— Start —

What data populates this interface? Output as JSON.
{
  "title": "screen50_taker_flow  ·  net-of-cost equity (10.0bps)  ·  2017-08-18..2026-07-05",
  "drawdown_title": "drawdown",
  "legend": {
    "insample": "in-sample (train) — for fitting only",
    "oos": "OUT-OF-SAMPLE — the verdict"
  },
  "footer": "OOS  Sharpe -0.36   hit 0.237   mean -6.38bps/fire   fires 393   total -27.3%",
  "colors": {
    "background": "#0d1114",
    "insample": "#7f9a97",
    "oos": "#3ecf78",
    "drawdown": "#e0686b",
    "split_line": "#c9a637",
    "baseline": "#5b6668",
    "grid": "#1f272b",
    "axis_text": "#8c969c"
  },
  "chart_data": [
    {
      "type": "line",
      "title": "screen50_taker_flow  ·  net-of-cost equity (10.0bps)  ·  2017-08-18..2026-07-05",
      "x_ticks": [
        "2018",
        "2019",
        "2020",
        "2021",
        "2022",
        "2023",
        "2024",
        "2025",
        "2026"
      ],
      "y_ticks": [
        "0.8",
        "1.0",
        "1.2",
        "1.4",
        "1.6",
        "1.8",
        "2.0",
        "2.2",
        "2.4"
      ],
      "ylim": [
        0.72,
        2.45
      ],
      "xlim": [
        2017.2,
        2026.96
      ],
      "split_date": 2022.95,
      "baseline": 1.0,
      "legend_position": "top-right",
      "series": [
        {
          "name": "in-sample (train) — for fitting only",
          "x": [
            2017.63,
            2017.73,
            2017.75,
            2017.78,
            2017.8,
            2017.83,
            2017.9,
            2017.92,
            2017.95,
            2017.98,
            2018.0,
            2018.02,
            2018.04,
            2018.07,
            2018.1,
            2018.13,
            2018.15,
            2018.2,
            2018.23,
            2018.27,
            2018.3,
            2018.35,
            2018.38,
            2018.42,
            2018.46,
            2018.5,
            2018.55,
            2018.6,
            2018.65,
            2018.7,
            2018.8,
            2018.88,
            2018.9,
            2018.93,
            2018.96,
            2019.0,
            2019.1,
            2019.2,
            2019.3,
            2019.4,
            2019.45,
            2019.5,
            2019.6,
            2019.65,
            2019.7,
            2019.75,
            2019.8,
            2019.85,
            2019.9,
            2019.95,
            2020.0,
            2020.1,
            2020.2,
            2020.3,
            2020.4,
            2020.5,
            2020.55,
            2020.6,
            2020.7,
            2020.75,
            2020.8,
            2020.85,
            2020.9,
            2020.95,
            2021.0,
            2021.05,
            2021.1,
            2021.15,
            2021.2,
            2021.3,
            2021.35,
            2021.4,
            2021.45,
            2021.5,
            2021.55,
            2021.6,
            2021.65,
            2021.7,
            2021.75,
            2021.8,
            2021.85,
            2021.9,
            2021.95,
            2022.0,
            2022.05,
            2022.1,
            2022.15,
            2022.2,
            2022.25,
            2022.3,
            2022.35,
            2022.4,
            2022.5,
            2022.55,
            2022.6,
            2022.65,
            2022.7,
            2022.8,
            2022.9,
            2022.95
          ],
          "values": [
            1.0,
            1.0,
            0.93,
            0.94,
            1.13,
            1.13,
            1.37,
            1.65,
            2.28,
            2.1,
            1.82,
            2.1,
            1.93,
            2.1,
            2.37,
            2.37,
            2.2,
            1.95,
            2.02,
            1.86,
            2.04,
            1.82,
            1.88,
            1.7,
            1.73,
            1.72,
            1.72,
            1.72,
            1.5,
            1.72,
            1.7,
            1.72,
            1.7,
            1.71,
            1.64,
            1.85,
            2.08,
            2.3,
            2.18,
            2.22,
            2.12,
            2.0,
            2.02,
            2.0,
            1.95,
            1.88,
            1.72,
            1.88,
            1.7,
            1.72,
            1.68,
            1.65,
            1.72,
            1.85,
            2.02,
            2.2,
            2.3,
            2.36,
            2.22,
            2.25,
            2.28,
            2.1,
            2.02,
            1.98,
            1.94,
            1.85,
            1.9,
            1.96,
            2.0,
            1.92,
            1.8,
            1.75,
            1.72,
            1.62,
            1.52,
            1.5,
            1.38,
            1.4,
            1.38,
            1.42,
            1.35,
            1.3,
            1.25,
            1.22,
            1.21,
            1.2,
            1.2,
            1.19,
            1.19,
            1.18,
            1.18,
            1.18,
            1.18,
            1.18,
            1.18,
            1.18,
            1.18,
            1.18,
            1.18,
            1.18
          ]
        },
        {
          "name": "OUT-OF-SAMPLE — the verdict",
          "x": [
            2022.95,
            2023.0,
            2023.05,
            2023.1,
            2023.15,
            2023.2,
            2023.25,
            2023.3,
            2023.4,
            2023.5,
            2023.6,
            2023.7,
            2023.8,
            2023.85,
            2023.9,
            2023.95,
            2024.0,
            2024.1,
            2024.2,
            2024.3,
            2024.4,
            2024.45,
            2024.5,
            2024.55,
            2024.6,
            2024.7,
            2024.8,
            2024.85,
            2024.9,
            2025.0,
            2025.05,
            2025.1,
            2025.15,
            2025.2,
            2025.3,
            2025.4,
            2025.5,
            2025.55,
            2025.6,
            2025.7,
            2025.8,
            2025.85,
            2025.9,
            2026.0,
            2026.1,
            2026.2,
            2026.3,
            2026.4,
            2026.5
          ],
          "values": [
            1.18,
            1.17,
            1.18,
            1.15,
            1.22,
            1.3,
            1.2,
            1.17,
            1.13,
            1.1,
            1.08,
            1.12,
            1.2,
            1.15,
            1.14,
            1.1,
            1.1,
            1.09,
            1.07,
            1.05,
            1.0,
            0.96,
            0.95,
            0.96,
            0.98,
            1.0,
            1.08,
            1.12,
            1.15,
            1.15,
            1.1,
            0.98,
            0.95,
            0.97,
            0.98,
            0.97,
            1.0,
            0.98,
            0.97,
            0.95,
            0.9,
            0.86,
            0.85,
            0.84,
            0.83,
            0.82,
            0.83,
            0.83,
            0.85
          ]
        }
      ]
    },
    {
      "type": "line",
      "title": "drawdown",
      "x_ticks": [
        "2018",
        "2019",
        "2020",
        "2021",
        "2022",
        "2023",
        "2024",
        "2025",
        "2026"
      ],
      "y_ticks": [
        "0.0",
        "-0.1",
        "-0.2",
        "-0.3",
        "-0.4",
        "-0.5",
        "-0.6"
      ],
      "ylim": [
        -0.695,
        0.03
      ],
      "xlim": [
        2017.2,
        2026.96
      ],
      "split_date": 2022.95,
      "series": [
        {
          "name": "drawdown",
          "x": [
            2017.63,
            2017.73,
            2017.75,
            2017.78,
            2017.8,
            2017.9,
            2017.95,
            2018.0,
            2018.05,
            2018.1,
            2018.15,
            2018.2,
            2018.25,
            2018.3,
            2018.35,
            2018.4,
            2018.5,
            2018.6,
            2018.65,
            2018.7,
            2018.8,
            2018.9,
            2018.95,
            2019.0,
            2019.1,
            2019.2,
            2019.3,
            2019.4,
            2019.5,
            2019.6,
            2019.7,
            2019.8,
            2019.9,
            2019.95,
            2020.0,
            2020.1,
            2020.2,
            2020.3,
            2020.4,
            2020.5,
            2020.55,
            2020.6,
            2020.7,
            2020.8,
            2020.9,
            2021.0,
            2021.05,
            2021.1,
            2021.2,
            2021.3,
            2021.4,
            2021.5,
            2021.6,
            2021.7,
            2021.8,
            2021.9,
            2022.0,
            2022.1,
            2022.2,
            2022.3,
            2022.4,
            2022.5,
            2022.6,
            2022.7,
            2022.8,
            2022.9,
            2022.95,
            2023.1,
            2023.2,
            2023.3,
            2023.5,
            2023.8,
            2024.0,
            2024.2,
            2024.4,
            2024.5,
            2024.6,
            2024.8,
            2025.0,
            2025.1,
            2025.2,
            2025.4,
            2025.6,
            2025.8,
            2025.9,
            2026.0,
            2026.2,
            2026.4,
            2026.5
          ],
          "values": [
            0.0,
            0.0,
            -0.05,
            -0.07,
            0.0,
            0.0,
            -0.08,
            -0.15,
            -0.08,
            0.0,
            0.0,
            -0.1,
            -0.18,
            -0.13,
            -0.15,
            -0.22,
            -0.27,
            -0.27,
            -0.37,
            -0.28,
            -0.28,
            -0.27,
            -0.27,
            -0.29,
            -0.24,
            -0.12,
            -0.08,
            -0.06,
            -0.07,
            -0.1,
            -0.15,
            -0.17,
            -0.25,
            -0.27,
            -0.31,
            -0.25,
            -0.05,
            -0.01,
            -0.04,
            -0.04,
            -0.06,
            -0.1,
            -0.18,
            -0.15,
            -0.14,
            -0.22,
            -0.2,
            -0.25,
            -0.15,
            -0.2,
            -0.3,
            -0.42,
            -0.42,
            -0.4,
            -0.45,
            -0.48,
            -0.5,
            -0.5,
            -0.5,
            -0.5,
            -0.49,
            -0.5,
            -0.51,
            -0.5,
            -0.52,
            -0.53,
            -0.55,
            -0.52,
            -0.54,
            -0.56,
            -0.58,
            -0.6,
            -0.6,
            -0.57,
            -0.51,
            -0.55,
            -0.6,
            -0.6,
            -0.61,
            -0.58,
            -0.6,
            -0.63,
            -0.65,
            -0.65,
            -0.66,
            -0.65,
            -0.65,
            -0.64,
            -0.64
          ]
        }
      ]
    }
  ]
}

— End —

# TASK DESCRIPTION
In the entries above, find each line with the string "verdict" and copy it.

# WORKED SOLUTION
    "oos": "OUT-OF-SAMPLE — the verdict"
          "name": "OUT-OF-SAMPLE — the verdict",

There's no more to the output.